> [RECORDED INFORMATION]
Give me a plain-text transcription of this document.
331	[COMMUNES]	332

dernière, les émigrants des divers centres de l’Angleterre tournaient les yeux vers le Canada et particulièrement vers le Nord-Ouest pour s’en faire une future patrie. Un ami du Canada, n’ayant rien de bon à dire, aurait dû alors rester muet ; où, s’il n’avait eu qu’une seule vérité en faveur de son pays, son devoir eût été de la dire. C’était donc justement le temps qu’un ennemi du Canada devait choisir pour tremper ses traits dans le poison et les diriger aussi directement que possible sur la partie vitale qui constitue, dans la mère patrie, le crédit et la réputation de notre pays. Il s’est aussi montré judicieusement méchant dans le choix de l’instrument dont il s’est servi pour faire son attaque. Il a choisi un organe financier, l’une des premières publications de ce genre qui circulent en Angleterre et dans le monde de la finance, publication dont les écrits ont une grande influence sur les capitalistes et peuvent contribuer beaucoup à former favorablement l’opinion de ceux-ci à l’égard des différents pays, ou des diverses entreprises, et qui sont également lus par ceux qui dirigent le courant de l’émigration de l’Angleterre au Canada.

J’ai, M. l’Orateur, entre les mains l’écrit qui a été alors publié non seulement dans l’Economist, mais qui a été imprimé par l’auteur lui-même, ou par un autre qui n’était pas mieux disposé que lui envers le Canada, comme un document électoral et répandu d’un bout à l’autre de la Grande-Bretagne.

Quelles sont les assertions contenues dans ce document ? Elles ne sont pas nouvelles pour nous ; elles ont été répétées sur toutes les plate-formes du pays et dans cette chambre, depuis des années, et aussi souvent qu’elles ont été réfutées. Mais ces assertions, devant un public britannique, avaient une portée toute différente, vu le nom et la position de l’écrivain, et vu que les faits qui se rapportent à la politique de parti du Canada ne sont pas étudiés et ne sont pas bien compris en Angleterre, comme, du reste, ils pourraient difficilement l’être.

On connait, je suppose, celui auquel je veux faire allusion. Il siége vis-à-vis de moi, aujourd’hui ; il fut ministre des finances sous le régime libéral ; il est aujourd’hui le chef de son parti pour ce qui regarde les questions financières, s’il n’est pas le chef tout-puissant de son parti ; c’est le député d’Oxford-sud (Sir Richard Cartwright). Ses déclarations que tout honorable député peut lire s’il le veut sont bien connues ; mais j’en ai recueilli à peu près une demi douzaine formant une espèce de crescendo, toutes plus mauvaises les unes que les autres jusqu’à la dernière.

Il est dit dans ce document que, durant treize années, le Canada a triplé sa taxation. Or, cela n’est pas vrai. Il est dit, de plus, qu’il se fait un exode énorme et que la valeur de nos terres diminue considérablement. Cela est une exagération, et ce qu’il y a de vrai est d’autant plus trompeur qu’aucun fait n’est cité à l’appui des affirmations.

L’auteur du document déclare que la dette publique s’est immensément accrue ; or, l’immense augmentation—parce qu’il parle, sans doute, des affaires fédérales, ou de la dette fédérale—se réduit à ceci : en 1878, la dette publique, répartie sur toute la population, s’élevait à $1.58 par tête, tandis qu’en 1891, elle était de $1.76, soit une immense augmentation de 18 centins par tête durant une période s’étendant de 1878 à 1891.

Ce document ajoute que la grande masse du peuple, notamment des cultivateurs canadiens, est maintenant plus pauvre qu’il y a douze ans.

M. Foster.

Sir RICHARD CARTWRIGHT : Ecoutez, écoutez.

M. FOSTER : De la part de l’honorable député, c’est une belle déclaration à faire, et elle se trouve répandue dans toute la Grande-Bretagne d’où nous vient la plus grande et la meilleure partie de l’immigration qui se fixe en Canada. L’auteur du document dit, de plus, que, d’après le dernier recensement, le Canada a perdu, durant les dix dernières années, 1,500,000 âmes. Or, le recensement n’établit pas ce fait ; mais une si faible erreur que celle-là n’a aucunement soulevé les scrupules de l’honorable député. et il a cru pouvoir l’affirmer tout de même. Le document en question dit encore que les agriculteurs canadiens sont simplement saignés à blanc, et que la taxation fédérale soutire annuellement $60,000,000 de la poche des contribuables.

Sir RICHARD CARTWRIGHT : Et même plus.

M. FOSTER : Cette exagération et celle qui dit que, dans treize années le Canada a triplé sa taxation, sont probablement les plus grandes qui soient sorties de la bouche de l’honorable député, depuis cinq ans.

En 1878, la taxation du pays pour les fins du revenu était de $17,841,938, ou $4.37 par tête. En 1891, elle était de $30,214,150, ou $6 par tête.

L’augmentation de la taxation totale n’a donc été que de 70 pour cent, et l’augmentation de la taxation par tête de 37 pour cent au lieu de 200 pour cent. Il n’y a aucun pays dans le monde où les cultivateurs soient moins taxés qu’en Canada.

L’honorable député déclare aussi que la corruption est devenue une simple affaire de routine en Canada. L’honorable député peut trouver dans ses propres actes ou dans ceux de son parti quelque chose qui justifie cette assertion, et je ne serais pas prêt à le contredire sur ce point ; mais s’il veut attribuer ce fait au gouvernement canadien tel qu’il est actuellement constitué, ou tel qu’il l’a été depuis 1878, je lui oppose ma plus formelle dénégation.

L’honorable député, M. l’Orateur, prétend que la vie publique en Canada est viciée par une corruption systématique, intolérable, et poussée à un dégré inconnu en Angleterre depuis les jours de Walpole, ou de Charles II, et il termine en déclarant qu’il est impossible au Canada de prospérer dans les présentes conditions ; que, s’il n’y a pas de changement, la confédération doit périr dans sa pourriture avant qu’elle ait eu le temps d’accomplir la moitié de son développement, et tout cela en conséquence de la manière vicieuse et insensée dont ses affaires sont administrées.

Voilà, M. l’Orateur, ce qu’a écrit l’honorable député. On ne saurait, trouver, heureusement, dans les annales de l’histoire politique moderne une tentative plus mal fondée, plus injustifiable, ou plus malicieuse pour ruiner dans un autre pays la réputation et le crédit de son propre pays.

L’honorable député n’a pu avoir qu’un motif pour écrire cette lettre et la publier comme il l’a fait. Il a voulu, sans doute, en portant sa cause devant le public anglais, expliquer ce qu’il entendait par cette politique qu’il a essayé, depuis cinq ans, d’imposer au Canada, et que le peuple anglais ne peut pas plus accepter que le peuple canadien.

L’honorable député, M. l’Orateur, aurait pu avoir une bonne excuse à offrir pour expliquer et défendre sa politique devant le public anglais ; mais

> [DIRECTIONS FOR THIS TASK]
Return every line above that contains the word "canadiens".

> [TASK ANSWER]
Ce document ajoute que la grande masse du peuple, notamment des cultivateurs canadiens, est maintenant plus pauvre qu’il y a douze ans.
M. FOSTER : De la part de l’honorable député, c’est une belle déclaration à faire, et elle se trouve répandue dans toute la Grande-Bretagne d’où nous vient la plus grande et la meilleure partie de l’immigration qui se fixe en Canada. L’auteur du document dit, de plus, que, d’après le dernier recensement, le Canada a perdu, durant les dix dernières années, 1,500,000 âmes. Or, le recensement n’établit pas ce fait ; mais une si faible erreur que celle-là n’a aucunement soulevé les scrupules de l’honorable député. et il a cru pouvoir l’affirmer tout de même. Le document en question dit encore que les agriculteurs canadiens sont simplement saignés à blanc, et que la taxation fédérale soutire annuellement $60,000,000 de la poche des contribuables.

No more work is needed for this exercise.